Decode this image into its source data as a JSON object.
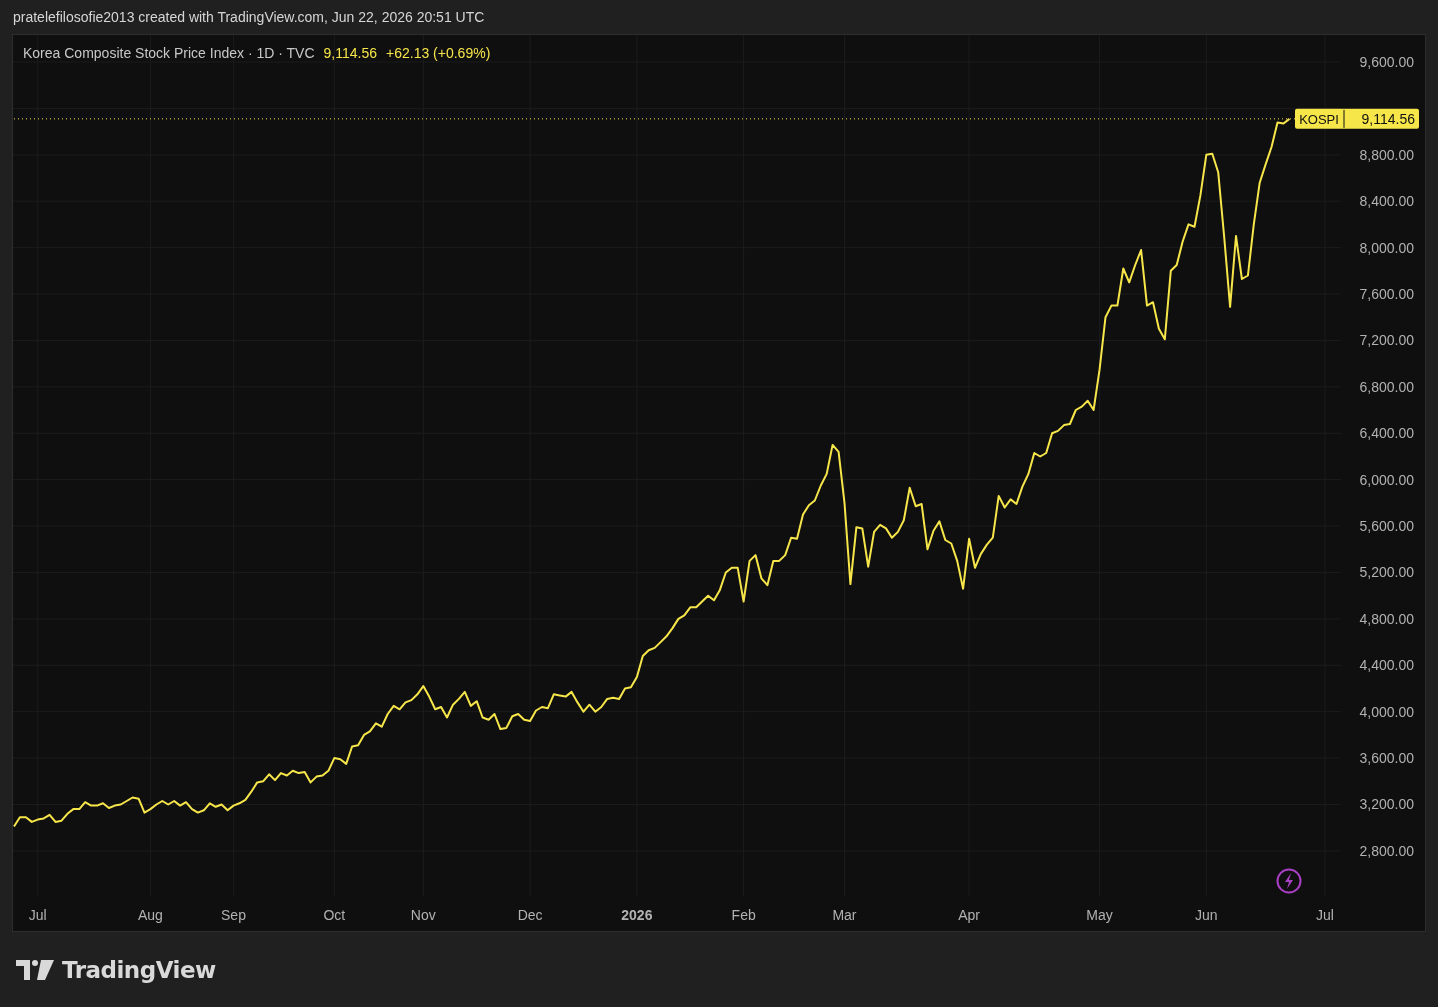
{
  "top_bar": {
    "caption": "pratelefilosofie2013 created with TradingView.com, Jun 22, 2026 20:51 UTC"
  },
  "legend": {
    "title": "Korea Composite Stock Price Index · 1D · TVC",
    "last": "9,114.56",
    "change": "+62.13 (+0.69%)"
  },
  "price_tag": {
    "value": "9,114.56"
  },
  "chart_data": {
    "type": "line",
    "grid": true,
    "ylim": [
      2411,
      9833
    ],
    "ref_lines": [
      {
        "axis": "y",
        "value": 9110
      }
    ],
    "categories": [
      null,
      null,
      null,
      null,
      "Jul",
      null,
      null,
      null,
      null,
      null,
      null,
      null,
      null,
      null,
      null,
      null,
      null,
      null,
      null,
      null,
      null,
      null,
      null,
      "Aug",
      null,
      null,
      null,
      null,
      null,
      null,
      null,
      null,
      null,
      null,
      null,
      null,
      null,
      "Sep",
      null,
      null,
      null,
      null,
      null,
      null,
      null,
      null,
      null,
      null,
      null,
      null,
      null,
      null,
      null,
      null,
      "Oct",
      null,
      null,
      null,
      null,
      null,
      null,
      null,
      null,
      null,
      null,
      null,
      null,
      null,
      null,
      "Nov",
      null,
      null,
      null,
      null,
      null,
      null,
      null,
      null,
      null,
      null,
      null,
      null,
      null,
      null,
      null,
      null,
      null,
      "Dec",
      null,
      null,
      null,
      null,
      null,
      null,
      null,
      null,
      null,
      null,
      null,
      null,
      null,
      null,
      null,
      null,
      null,
      "2026",
      null,
      null,
      null,
      null,
      null,
      null,
      null,
      null,
      null,
      null,
      null,
      null,
      null,
      null,
      null,
      null,
      null,
      "Feb",
      null,
      null,
      null,
      null,
      null,
      null,
      null,
      null,
      null,
      null,
      null,
      null,
      null,
      null,
      null,
      null,
      "Mar",
      null,
      null,
      null,
      null,
      null,
      null,
      null,
      null,
      null,
      null,
      null,
      null,
      null,
      null,
      null,
      null,
      null,
      null,
      null,
      null,
      "Apr",
      null,
      null,
      null,
      null,
      null,
      null,
      null,
      null,
      null,
      null,
      null,
      null,
      null,
      null,
      null,
      null,
      null,
      null,
      null,
      null,
      null,
      "May",
      null,
      null,
      null,
      null,
      null,
      null,
      null,
      null,
      null,
      null,
      null,
      null,
      null,
      null,
      null,
      null,
      null,
      "Jun",
      null,
      null,
      null,
      null,
      null,
      null,
      null,
      null,
      null,
      null,
      null,
      null,
      null,
      null,
      null,
      null,
      null,
      null,
      null,
      "Jul"
    ],
    "yticks": [
      {
        "value": 2800,
        "label": "2,800.00"
      },
      {
        "value": 3200,
        "label": "3,200.00"
      },
      {
        "value": 3600,
        "label": "3,600.00"
      },
      {
        "value": 4000,
        "label": "4,000.00"
      },
      {
        "value": 4400,
        "label": "4,400.00"
      },
      {
        "value": 4800,
        "label": "4,800.00"
      },
      {
        "value": 5200,
        "label": "5,200.00"
      },
      {
        "value": 5600,
        "label": "5,600.00"
      },
      {
        "value": 6000,
        "label": "6,000.00"
      },
      {
        "value": 6400,
        "label": "6,400.00"
      },
      {
        "value": 6800,
        "label": "6,800.00"
      },
      {
        "value": 7200,
        "label": "7,200.00"
      },
      {
        "value": 7600,
        "label": "7,600.00"
      },
      {
        "value": 8000,
        "label": "8,000.00"
      },
      {
        "value": 8400,
        "label": "8,400.00"
      },
      {
        "value": 8800,
        "label": "8,800.00"
      },
      {
        "value": 9600,
        "label": "9,600.00"
      }
    ],
    "series": [
      {
        "name": "KOSPI",
        "color": "#f7e64a",
        "values": [
          3010,
          3090,
          3090,
          3050,
          3070,
          3080,
          3110,
          3050,
          3060,
          3120,
          3160,
          3160,
          3220,
          3190,
          3190,
          3210,
          3170,
          3190,
          3200,
          3230,
          3260,
          3250,
          3130,
          3160,
          3200,
          3230,
          3200,
          3230,
          3190,
          3220,
          3160,
          3130,
          3150,
          3210,
          3180,
          3200,
          3150,
          3190,
          3210,
          3240,
          3310,
          3390,
          3400,
          3460,
          3410,
          3470,
          3450,
          3490,
          3470,
          3480,
          3390,
          3440,
          3450,
          3490,
          3600,
          3590,
          3550,
          3700,
          3710,
          3800,
          3830,
          3900,
          3870,
          3980,
          4050,
          4020,
          4080,
          4100,
          4150,
          4220,
          4130,
          4020,
          4040,
          3950,
          4060,
          4110,
          4170,
          4050,
          4090,
          3950,
          3930,
          3980,
          3850,
          3860,
          3960,
          3980,
          3930,
          3920,
          4010,
          4040,
          4030,
          4150,
          4140,
          4130,
          4170,
          4080,
          4000,
          4060,
          4000,
          4040,
          4110,
          4120,
          4110,
          4200,
          4210,
          4300,
          4480,
          4530,
          4550,
          4600,
          4650,
          4720,
          4800,
          4830,
          4900,
          4900,
          4950,
          5000,
          4960,
          5050,
          5200,
          5240,
          5240,
          4950,
          5300,
          5350,
          5150,
          5090,
          5300,
          5300,
          5350,
          5500,
          5490,
          5700,
          5780,
          5820,
          5950,
          6050,
          6300,
          6240,
          5800,
          5100,
          5590,
          5580,
          5250,
          5550,
          5610,
          5580,
          5500,
          5550,
          5650,
          5930,
          5770,
          5790,
          5400,
          5560,
          5640,
          5480,
          5450,
          5300,
          5060,
          5490,
          5240,
          5360,
          5440,
          5500,
          5860,
          5760,
          5830,
          5790,
          5940,
          6050,
          6230,
          6200,
          6230,
          6400,
          6420,
          6470,
          6480,
          6600,
          6630,
          6680,
          6600,
          6950,
          7400,
          7500,
          7500,
          7820,
          7700,
          7850,
          7980,
          7500,
          7530,
          7300,
          7210,
          7800,
          7850,
          8050,
          8200,
          8180,
          8450,
          8800,
          8810,
          8650,
          8100,
          7490,
          8100,
          7730,
          7760,
          8200,
          8560,
          8720,
          8870,
          9080,
          9070,
          9110,
          null,
          null,
          null,
          null,
          null,
          null
        ]
      }
    ]
  },
  "footer": {
    "logo_text": "TradingView"
  }
}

○ ○ ○

> WRITTEN TASK
Without the pictures, restate all of the entries above verbatim.

> COMPLETE ANSWER
Decode this image into its source data as a JSON object.
{
  "top_bar": {
    "caption": "pratelefilosofie2013 created with TradingView.com, Jun 22, 2026 20:51 UTC"
  },
  "legend": {
    "title": "Korea Composite Stock Price Index · 1D · TVC",
    "last": "9,114.56",
    "change": "+62.13 (+0.69%)"
  },
  "price_tag": {
    "value": "9,114.56"
  },
  "chart_data": {
    "type": "line",
    "grid": true,
    "ylim": [
      2411,
      9833
    ],
    "ref_lines": [
      {
        "axis": "y",
        "value": 9110
      }
    ],
    "categories": [
      null,
      null,
      null,
      null,
      "Jul",
      null,
      null,
      null,
      null,
      null,
      null,
      null,
      null,
      null,
      null,
      null,
      null,
      null,
      null,
      null,
      null,
      null,
      null,
      "Aug",
      null,
      null,
      null,
      null,
      null,
      null,
      null,
      null,
      null,
      null,
      null,
      null,
      null,
      "Sep",
      null,
      null,
      null,
      null,
      null,
      null,
      null,
      null,
      null,
      null,
      null,
      null,
      null,
      null,
      null,
      null,
      "Oct",
      null,
      null,
      null,
      null,
      null,
      null,
      null,
      null,
      null,
      null,
      null,
      null,
      null,
      null,
      "Nov",
      null,
      null,
      null,
      null,
      null,
      null,
      null,
      null,
      null,
      null,
      null,
      null,
      null,
      null,
      null,
      null,
      null,
      "Dec",
      null,
      null,
      null,
      null,
      null,
      null,
      null,
      null,
      null,
      null,
      null,
      null,
      null,
      null,
      null,
      null,
      null,
      "2026",
      null,
      null,
      null,
      null,
      null,
      null,
      null,
      null,
      null,
      null,
      null,
      null,
      null,
      null,
      null,
      null,
      null,
      "Feb",
      null,
      null,
      null,
      null,
      null,
      null,
      null,
      null,
      null,
      null,
      null,
      null,
      null,
      null,
      null,
      null,
      "Mar",
      null,
      null,
      null,
      null,
      null,
      null,
      null,
      null,
      null,
      null,
      null,
      null,
      null,
      null,
      null,
      null,
      null,
      null,
      null,
      null,
      "Apr",
      null,
      null,
      null,
      null,
      null,
      null,
      null,
      null,
      null,
      null,
      null,
      null,
      null,
      null,
      null,
      null,
      null,
      null,
      null,
      null,
      null,
      "May",
      null,
      null,
      null,
      null,
      null,
      null,
      null,
      null,
      null,
      null,
      null,
      null,
      null,
      null,
      null,
      null,
      null,
      "Jun",
      null,
      null,
      null,
      null,
      null,
      null,
      null,
      null,
      null,
      null,
      null,
      null,
      null,
      null,
      null,
      null,
      null,
      null,
      null,
      "Jul"
    ],
    "yticks": [
      {
        "value": 2800,
        "label": "2,800.00"
      },
      {
        "value": 3200,
        "label": "3,200.00"
      },
      {
        "value": 3600,
        "label": "3,600.00"
      },
      {
        "value": 4000,
        "label": "4,000.00"
      },
      {
        "value": 4400,
        "label": "4,400.00"
      },
      {
        "value": 4800,
        "label": "4,800.00"
      },
      {
        "value": 5200,
        "label": "5,200.00"
      },
      {
        "value": 5600,
        "label": "5,600.00"
      },
      {
        "value": 6000,
        "label": "6,000.00"
      },
      {
        "value": 6400,
        "label": "6,400.00"
      },
      {
        "value": 6800,
        "label": "6,800.00"
      },
      {
        "value": 7200,
        "label": "7,200.00"
      },
      {
        "value": 7600,
        "label": "7,600.00"
      },
      {
        "value": 8000,
        "label": "8,000.00"
      },
      {
        "value": 8400,
        "label": "8,400.00"
      },
      {
        "value": 8800,
        "label": "8,800.00"
      },
      {
        "value": 9600,
        "label": "9,600.00"
      }
    ],
    "series": [
      {
        "name": "KOSPI",
        "color": "#f7e64a",
        "values": [
          3010,
          3090,
          3090,
          3050,
          3070,
          3080,
          3110,
          3050,
          3060,
          3120,
          3160,
          3160,
          3220,
          3190,
          3190,
          3210,
          3170,
          3190,
          3200,
          3230,
          3260,
          3250,
          3130,
          3160,
          3200,
          3230,
          3200,
          3230,
          3190,
          3220,
          3160,
          3130,
          3150,
          3210,
          3180,
          3200,
          3150,
          3190,
          3210,
          3240,
          3310,
          3390,
          3400,
          3460,
          3410,
          3470,
          3450,
          3490,
          3470,
          3480,
          3390,
          3440,
          3450,
          3490,
          3600,
          3590,
          3550,
          3700,
          3710,
          3800,
          3830,
          3900,
          3870,
          3980,
          4050,
          4020,
          4080,
          4100,
          4150,
          4220,
          4130,
          4020,
          4040,
          3950,
          4060,
          4110,
          4170,
          4050,
          4090,
          3950,
          3930,
          3980,
          3850,
          3860,
          3960,
          3980,
          3930,
          3920,
          4010,
          4040,
          4030,
          4150,
          4140,
          4130,
          4170,
          4080,
          4000,
          4060,
          4000,
          4040,
          4110,
          4120,
          4110,
          4200,
          4210,
          4300,
          4480,
          4530,
          4550,
          4600,
          4650,
          4720,
          4800,
          4830,
          4900,
          4900,
          4950,
          5000,
          4960,
          5050,
          5200,
          5240,
          5240,
          4950,
          5300,
          5350,
          5150,
          5090,
          5300,
          5300,
          5350,
          5500,
          5490,
          5700,
          5780,
          5820,
          5950,
          6050,
          6300,
          6240,
          5800,
          5100,
          5590,
          5580,
          5250,
          5550,
          5610,
          5580,
          5500,
          5550,
          5650,
          5930,
          5770,
          5790,
          5400,
          5560,
          5640,
          5480,
          5450,
          5300,
          5060,
          5490,
          5240,
          5360,
          5440,
          5500,
          5860,
          5760,
          5830,
          5790,
          5940,
          6050,
          6230,
          6200,
          6230,
          6400,
          6420,
          6470,
          6480,
          6600,
          6630,
          6680,
          6600,
          6950,
          7400,
          7500,
          7500,
          7820,
          7700,
          7850,
          7980,
          7500,
          7530,
          7300,
          7210,
          7800,
          7850,
          8050,
          8200,
          8180,
          8450,
          8800,
          8810,
          8650,
          8100,
          7490,
          8100,
          7730,
          7760,
          8200,
          8560,
          8720,
          8870,
          9080,
          9070,
          9110,
          null,
          null,
          null,
          null,
          null,
          null
        ]
      }
    ]
  },
  "footer": {
    "logo_text": "TradingView"
  }
}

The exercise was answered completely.